When Marshall Soper, the former Socceroo great, witnessed the demise of Harry Souttar with his ACL injury in the recent Socceroo World Cup home clash against Saudi Arabia on November 11th, his thoughts flashed back to the 29th March, 1987 when he was playing with Sydney Olympic against Sydney City.

With one turn of his body early in the first half, Soper was writhing on the ground in agony after tearing the cruciate ligament in his right knee and was forced to sit out the season following a complete knee reconstruction.

It was ironic that Luke Brattan, the Sydney FC holding midfielder, also befell the same fate in the FA Cup clash against Sydney Olympic on 24th November.

A lot of water has fallen under the bridge since Soper captivated the football community after his first appearance for Apia-Leichhardt in the 1981 NSL season, followed by his rapid rise to Socceroo stardom in 1982.

Who could ever forget the matches against Juventus in 1984 when the Italian champions toured Downunder.

His performances, particularly in Sydney and Melbourne were simply mesmerising as he toyed with the Juventus defence, leading to the expulsion of Cabrini, the famous Italian left back, who had no answer to Soper’s skills in Sydney.

MATERIAL SUPPLIED:

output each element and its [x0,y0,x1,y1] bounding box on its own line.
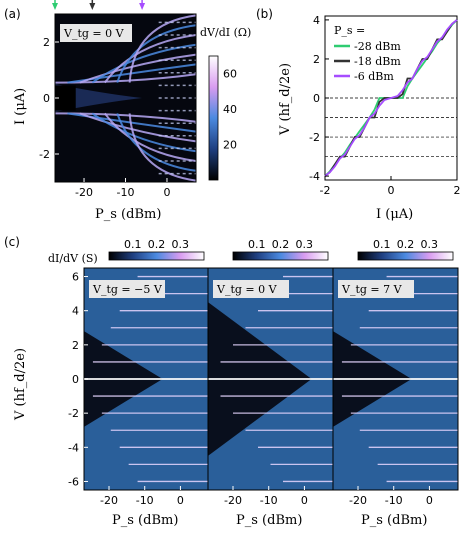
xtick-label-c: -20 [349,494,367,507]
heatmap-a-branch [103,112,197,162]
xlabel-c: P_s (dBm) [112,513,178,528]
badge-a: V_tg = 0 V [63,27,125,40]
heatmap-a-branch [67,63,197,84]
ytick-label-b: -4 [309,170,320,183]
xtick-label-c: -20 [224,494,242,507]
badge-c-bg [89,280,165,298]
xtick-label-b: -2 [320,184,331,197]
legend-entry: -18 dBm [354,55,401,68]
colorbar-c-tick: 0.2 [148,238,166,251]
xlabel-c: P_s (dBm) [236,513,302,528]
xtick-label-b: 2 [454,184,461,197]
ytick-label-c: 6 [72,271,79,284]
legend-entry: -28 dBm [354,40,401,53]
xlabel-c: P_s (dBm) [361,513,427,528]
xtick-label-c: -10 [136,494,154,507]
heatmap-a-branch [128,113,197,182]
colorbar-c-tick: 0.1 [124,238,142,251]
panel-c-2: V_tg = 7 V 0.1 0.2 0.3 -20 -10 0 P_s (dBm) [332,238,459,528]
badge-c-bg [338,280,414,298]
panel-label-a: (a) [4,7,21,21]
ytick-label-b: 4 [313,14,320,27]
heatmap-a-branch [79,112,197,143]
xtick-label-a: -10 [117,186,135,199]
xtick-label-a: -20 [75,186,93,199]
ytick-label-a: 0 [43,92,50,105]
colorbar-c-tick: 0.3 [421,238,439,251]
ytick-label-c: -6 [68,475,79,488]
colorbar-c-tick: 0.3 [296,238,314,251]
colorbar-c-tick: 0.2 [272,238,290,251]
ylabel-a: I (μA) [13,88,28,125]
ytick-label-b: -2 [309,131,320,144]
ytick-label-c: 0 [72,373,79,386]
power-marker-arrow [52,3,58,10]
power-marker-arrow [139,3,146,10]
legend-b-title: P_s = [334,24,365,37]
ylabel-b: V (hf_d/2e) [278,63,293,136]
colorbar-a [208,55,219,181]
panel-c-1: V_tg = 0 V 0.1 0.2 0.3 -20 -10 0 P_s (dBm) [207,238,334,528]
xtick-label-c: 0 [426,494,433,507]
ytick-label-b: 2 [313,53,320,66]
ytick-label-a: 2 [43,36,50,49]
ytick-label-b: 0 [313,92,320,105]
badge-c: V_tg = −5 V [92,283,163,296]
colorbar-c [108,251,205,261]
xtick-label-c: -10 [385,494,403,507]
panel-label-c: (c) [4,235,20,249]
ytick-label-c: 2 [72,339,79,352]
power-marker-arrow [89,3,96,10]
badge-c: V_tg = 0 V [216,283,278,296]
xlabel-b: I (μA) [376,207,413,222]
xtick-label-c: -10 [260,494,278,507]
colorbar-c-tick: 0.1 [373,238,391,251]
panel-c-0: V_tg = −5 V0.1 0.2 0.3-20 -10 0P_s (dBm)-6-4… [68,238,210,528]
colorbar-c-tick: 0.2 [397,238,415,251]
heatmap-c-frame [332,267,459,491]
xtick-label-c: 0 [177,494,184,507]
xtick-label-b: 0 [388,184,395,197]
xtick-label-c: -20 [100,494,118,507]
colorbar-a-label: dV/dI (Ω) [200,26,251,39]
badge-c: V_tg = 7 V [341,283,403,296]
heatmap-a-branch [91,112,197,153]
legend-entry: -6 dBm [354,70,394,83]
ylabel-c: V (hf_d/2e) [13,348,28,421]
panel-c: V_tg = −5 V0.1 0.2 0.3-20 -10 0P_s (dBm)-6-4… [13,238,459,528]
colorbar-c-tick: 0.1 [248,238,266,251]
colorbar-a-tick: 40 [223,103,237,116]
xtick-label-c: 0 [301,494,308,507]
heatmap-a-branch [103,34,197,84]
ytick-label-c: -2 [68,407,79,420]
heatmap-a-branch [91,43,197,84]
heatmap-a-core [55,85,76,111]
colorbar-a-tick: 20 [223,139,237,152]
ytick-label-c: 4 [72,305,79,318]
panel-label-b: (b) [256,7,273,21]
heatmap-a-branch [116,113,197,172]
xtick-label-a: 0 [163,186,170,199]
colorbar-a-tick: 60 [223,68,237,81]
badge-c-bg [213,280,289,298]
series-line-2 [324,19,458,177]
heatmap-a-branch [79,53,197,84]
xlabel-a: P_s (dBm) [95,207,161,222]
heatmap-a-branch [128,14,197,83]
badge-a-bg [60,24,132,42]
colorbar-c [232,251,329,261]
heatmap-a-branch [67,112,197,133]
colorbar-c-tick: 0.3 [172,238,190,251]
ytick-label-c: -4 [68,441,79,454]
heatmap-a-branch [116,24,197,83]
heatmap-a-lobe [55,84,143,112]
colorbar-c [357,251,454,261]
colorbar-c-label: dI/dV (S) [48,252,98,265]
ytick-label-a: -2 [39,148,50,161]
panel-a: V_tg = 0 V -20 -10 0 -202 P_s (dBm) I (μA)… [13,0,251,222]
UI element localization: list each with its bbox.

TASKS FOR THIS EXERCISE:
(a) Return the full passage about Marshall Soper, word for word.
(b) Retype the lines of the records starting at the line containing "xtick-label-c: -20 [349,494,367,507]" and ending at the line containing "legend-entry: -28 dBm [354,40,401,53]", including both of those lines.
The records are unrelated to the passage about Marshall Soper.

PER-TASK ANSWERS:
(a)
When Marshall Soper, the former Socceroo great, witnessed the demise of Harry Souttar with his ACL injury in the recent Socceroo World Cup home clash against Saudi Arabia on November 11th, his thoughts flashed back to the 29th March, 1987 when he was playing with Sydney Olympic against Sydney City.

With one turn of his body early in the first half, Soper was writhing on the ground in agony after tearing the cruciate ligament in his right knee and was forced to sit out the season following a complete knee reconstruction.

It was ironic that Luke Brattan, the Sydney FC holding midfielder, also befell the same fate in the FA Cup clash against Sydney Olympic on 24th November.

A lot of water has fallen under the bridge since Soper captivated the football community after his first appearance for Apia-Leichhardt in the 1981 NSL season, followed by his rapid rise to Socceroo stardom in 1982.

Who could ever forget the matches against Juventus in 1984 when the Italian champions toured Downunder.

His performances, particularly in Sydney and Melbourne were simply mesmerising as he toyed with the Juventus defence, leading to the expulsion of Cabrini, the famous Italian left back, who had no answer to Soper’s skills in Sydney.

(b)
xtick-label-c: -20 [349,494,367,507]
heatmap-a-branch [103,112,197,162]
xlabel-c: P_s (dBm) [112,513,178,528]
badge-a: V_tg = 0 V [63,27,125,40]
heatmap-a-branch [67,63,197,84]
ytick-label-b: -4 [309,170,320,183]
xtick-label-c: -20 [224,494,242,507]
badge-c-bg [89,280,165,298]
xtick-label-b: -2 [320,184,331,197]
legend-entry: -18 dBm [354,55,401,68]
colorbar-c-tick: 0.2 [148,238,166,251]
xlabel-c: P_s (dBm) [236,513,302,528]
xtick-label-b: 2 [454,184,461,197]
ytick-label-c: 6 [72,271,79,284]
legend-entry: -28 dBm [354,40,401,53]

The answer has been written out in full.